● **WHAT TO WORK ON**
Pull out from the material below all lines with "Hurricanes".

● **MATERIAL FOR THIS TASK**
┄┄┄┄┄┄┄┄┄┄┄┄┄┄┄┄┄┄┄┄

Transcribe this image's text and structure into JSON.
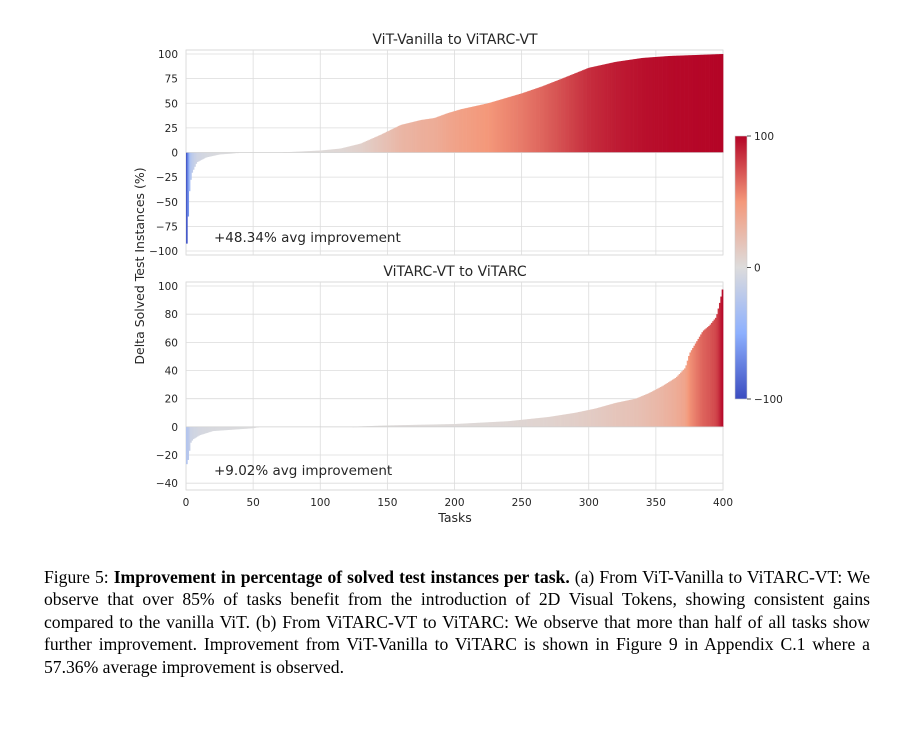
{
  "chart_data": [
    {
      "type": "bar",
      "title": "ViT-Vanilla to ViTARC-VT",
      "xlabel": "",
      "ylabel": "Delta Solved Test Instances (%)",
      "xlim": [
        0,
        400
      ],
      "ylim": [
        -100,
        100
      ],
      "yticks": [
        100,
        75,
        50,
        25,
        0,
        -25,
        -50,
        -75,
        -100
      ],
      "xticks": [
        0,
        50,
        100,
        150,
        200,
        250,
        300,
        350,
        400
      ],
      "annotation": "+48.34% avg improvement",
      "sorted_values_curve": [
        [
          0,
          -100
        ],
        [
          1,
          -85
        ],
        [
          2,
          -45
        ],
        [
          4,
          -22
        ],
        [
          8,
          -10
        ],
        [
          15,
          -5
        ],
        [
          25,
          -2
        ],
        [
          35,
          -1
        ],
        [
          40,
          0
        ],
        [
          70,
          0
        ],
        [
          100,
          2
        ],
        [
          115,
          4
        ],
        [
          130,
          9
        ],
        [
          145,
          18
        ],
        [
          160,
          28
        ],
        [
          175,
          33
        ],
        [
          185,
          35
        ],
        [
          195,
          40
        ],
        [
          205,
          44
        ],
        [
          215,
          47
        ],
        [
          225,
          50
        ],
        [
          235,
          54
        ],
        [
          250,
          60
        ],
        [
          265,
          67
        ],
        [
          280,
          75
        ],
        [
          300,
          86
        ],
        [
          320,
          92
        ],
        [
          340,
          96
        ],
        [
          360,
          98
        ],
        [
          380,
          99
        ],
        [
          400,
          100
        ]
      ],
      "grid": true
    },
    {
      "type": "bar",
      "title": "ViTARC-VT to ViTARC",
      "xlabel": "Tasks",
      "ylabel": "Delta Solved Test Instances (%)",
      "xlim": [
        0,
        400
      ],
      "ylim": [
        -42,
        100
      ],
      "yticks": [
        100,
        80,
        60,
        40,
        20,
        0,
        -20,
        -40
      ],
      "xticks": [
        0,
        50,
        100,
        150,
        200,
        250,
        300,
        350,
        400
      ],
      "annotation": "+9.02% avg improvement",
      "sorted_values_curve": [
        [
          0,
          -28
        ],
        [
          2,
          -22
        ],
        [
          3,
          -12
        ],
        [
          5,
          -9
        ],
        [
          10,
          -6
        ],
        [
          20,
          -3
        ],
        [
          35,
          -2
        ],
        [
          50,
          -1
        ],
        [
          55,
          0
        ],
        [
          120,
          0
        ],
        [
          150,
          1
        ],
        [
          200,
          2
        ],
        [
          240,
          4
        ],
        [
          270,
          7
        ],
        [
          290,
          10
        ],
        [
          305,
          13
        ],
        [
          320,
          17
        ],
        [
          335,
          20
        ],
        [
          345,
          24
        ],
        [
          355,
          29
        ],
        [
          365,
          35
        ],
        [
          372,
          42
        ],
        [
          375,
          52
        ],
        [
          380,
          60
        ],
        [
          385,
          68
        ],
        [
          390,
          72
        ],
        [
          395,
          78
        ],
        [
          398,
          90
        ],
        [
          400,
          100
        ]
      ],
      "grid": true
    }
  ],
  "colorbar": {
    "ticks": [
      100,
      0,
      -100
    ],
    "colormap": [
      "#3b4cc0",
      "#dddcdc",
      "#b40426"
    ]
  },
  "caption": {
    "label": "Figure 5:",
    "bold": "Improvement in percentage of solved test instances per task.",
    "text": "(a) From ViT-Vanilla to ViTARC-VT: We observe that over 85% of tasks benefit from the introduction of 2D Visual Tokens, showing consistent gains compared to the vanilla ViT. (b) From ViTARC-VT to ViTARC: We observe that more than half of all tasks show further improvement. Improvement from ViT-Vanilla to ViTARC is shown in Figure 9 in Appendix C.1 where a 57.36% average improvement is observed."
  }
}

┄┄┄┄┄┄┄┄┄┄┄┄┄┄┄┄┄┄┄┄

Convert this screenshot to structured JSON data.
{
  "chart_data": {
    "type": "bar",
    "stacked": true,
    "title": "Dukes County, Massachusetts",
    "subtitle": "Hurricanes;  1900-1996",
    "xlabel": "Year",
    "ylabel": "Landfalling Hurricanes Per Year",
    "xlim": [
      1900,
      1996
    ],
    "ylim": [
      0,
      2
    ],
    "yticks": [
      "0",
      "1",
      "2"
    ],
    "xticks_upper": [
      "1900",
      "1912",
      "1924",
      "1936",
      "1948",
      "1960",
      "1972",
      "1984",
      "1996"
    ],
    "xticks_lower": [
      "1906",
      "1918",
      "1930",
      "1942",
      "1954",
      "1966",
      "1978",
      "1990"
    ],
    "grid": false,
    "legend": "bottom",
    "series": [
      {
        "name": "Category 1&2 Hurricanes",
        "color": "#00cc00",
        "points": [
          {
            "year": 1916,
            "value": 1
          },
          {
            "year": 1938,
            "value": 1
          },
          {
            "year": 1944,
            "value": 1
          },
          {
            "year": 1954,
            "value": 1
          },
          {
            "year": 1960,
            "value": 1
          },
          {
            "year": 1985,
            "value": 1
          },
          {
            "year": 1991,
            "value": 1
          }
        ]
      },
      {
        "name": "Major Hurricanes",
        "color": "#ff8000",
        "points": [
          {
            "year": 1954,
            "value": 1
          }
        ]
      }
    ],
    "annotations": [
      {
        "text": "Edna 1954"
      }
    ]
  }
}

┄┄┄┄┄┄┄┄┄┄┄┄┄┄┄┄┄┄┄┄

● **ANSWER**
    "subtitle": "Hurricanes;  1900-1996",
    "ylabel": "Landfalling Hurricanes Per Year",
        "name": "Category 1&2 Hurricanes",
        "name": "Major Hurricanes",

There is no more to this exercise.